**Items**
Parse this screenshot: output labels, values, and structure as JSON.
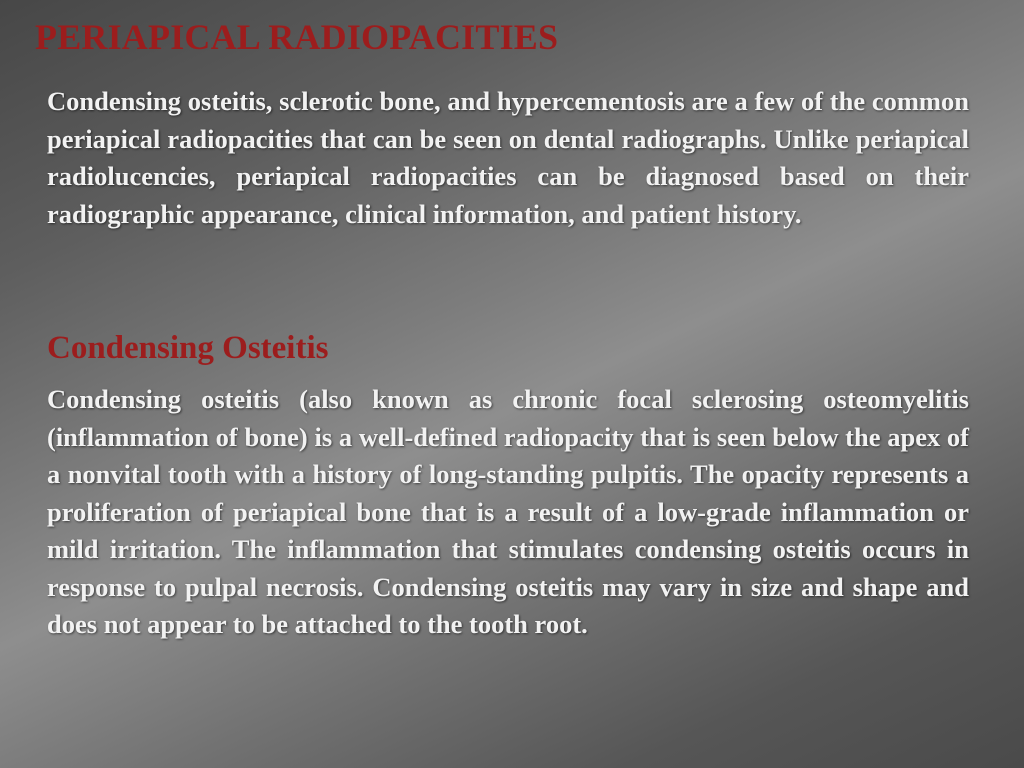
{
  "slide": {
    "title": "PERIAPICAL RADIOPACITIES",
    "intro": "Condensing osteitis, sclerotic bone, and hypercementosis are a few of the common periapical radiopacities that can be seen on dental radiographs. Unlike periapical radiolucencies, periapical radiopacities can be diagnosed based on their radiographic appearance, clinical information, and patient history.",
    "section": {
      "heading": "Condensing Osteitis",
      "body": "Condensing osteitis (also known as chronic focal sclerosing osteomyelitis (inflammation of bone) is a well-defined radiopacity that is seen below the apex of a nonvital tooth with a history of long-standing pulpitis. The opacity represents a proliferation of periapical bone that is a result of a low-grade inflammation or mild irritation. The inflammation that stimulates condensing osteitis occurs in response to pulpal necrosis. Condensing osteitis may vary in size and shape and does not appear to be attached to the tooth root."
    }
  }
}
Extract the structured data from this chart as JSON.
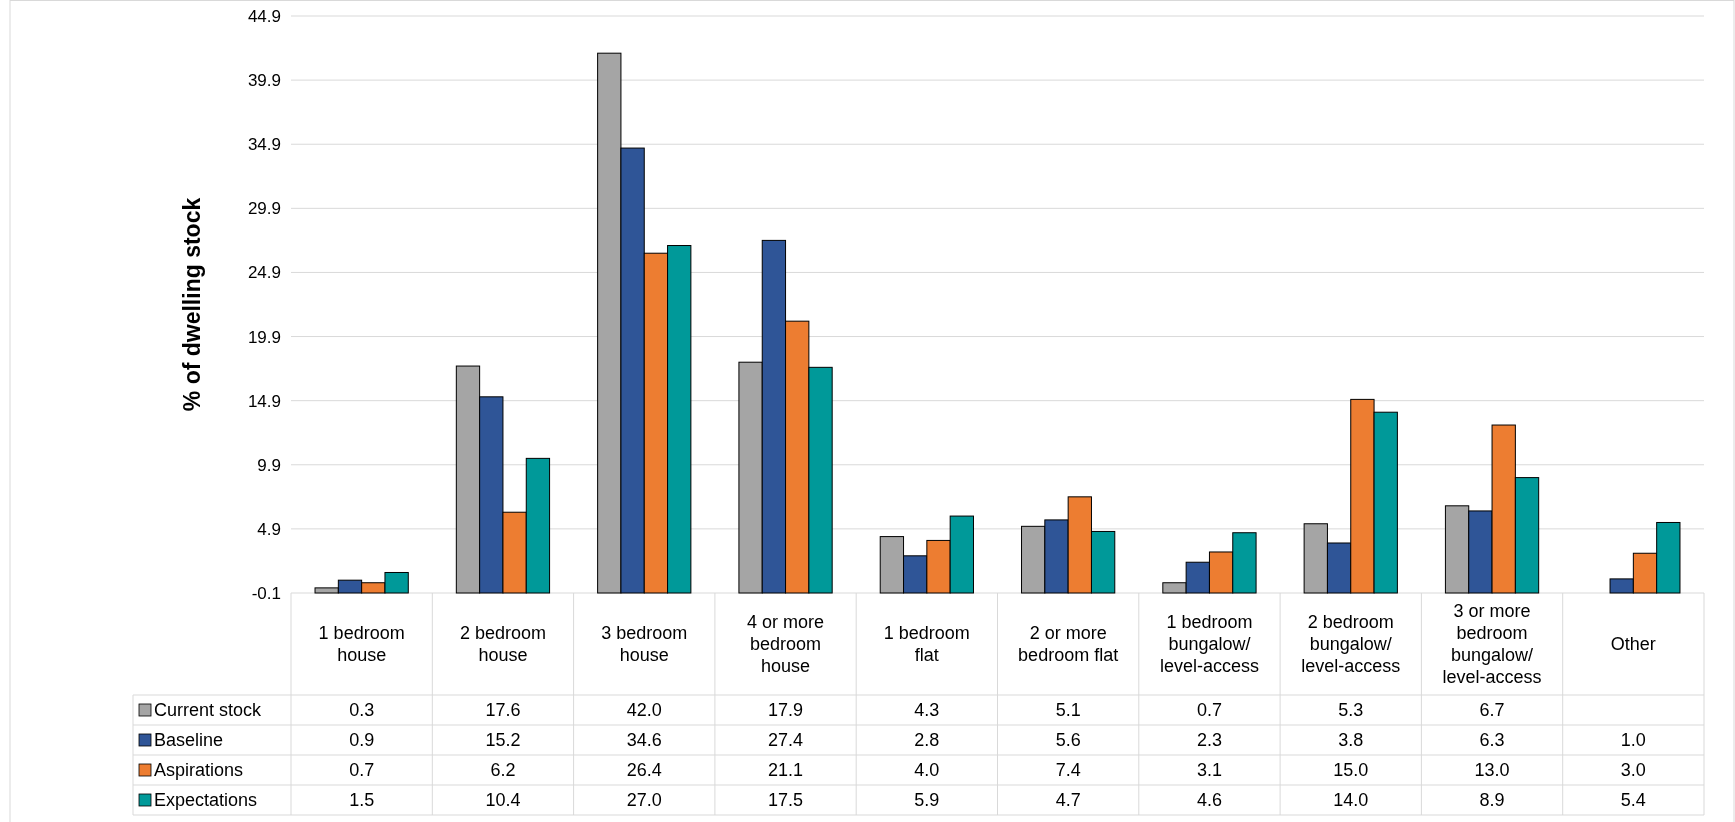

**Your goal**
In your copy of the records, include no pictures; repeat everything else exactly.

**Completed task**
Parse this screenshot: output labels, values, and structure as JSON.
{
  "slide": {
    "title": "PERIAPICAL RADIOPACITIES",
    "intro": "Condensing osteitis, sclerotic bone, and hypercementosis are a few of the common periapical radiopacities that can be seen on dental radiographs. Unlike periapical radiolucencies, periapical radiopacities can be diagnosed based on their radiographic appearance, clinical information, and patient history.",
    "section": {
      "heading": "Condensing Osteitis",
      "body": "Condensing osteitis (also known as chronic focal sclerosing osteomyelitis (inflammation of bone) is a well-defined radiopacity that is seen below the apex of a nonvital tooth with a history of long-standing pulpitis. The opacity represents a proliferation of periapical bone that is a result of a low-grade inflammation or mild irritation. The inflammation that stimulates condensing osteitis occurs in response to pulpal necrosis. Condensing osteitis may vary in size and shape and does not appear to be attached to the tooth root."
    }
  }
}
Extract the structured data from this chart as JSON.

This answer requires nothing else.